(Dataset entries)
○ ○ ○ ○

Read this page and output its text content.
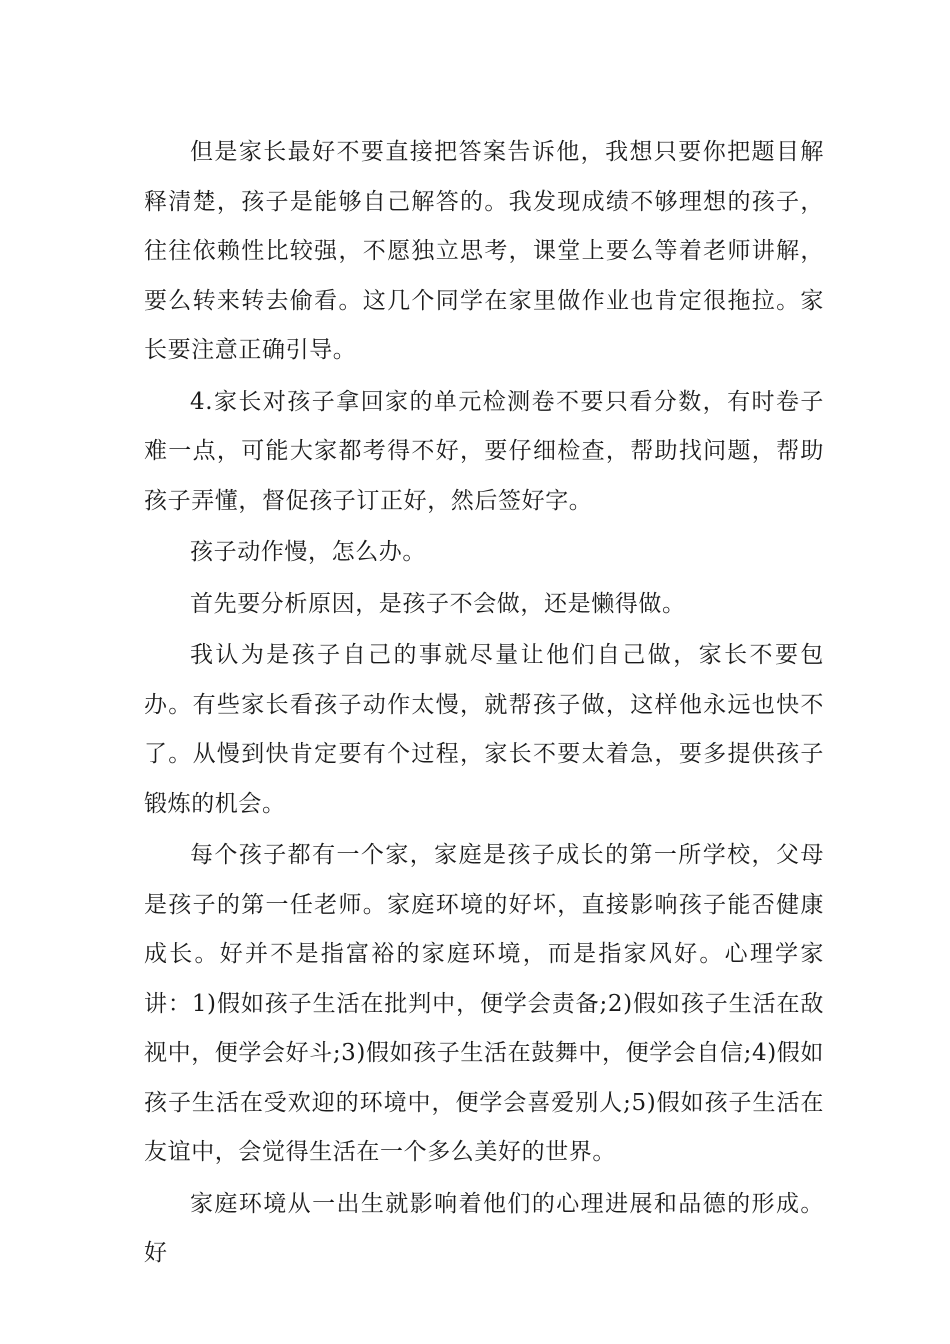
但是家长最好不要直接把答案告诉他，我想只要你把题目解释清楚，孩子是能够自己解答的。我发现成绩不够理想的孩子，往往依赖性比较强，不愿独立思考，课堂上要么等着老师讲解，要么转来转去偷看。这几个同学在家里做作业也肯定很拖拉。家长要注意正确引导。

4.家长对孩子拿回家的单元检测卷不要只看分数，有时卷子难一点，可能大家都考得不好，要仔细检查，帮助找问题，帮助孩子弄懂，督促孩子订正好，然后签好字。

孩子动作慢，怎么办。

首先要分析原因，是孩子不会做，还是懒得做。

我认为是孩子自己的事就尽量让他们自己做，家长不要包办。有些家长看孩子动作太慢，就帮孩子做，这样他永远也快不了。从慢到快肯定要有个过程，家长不要太着急，要多提供孩子锻炼的机会。

每个孩子都有一个家，家庭是孩子成长的第一所学校，父母是孩子的第一任老师。家庭环境的好坏，直接影响孩子能否健康成长。好并不是指富裕的家庭环境，而是指家风好。心理学家讲：1)假如孩子生活在批判中，便学会责备;2)假如孩子生活在敌视中，便学会好斗;3)假如孩子生活在鼓舞中，便学会自信;4)假如孩子生活在受欢迎的环境中，便学会喜爱别人;5)假如孩子生活在友谊中，会觉得生活在一个多么美好的世界。

家庭环境从一出生就影响着他们的心理进展和品德的形成。好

○ ○ ○ ○

=== Problem to work on ===
Set down every record once more, word for word, without pictures.

=== Correct answer ===
Read this page and output its text content.
但是家长最好不要直接把答案告诉他，我想只要你把题目解释清楚，孩子是能够自己解答的。我发现成绩不够理想的孩子，往往依赖性比较强，不愿独立思考，课堂上要么等着老师讲解，要么转来转去偷看。这几个同学在家里做作业也肯定很拖拉。家长要注意正确引导。

4.家长对孩子拿回家的单元检测卷不要只看分数，有时卷子难一点，可能大家都考得不好，要仔细检查，帮助找问题，帮助孩子弄懂，督促孩子订正好，然后签好字。

孩子动作慢，怎么办。

首先要分析原因，是孩子不会做，还是懒得做。

我认为是孩子自己的事就尽量让他们自己做，家长不要包办。有些家长看孩子动作太慢，就帮孩子做，这样他永远也快不了。从慢到快肯定要有个过程，家长不要太着急，要多提供孩子锻炼的机会。

每个孩子都有一个家，家庭是孩子成长的第一所学校，父母是孩子的第一任老师。家庭环境的好坏，直接影响孩子能否健康成长。好并不是指富裕的家庭环境，而是指家风好。心理学家讲：1)假如孩子生活在批判中，便学会责备;2)假如孩子生活在敌视中，便学会好斗;3)假如孩子生活在鼓舞中，便学会自信;4)假如孩子生活在受欢迎的环境中，便学会喜爱别人;5)假如孩子生活在友谊中，会觉得生活在一个多么美好的世界。

家庭环境从一出生就影响着他们的心理进展和品德的形成。好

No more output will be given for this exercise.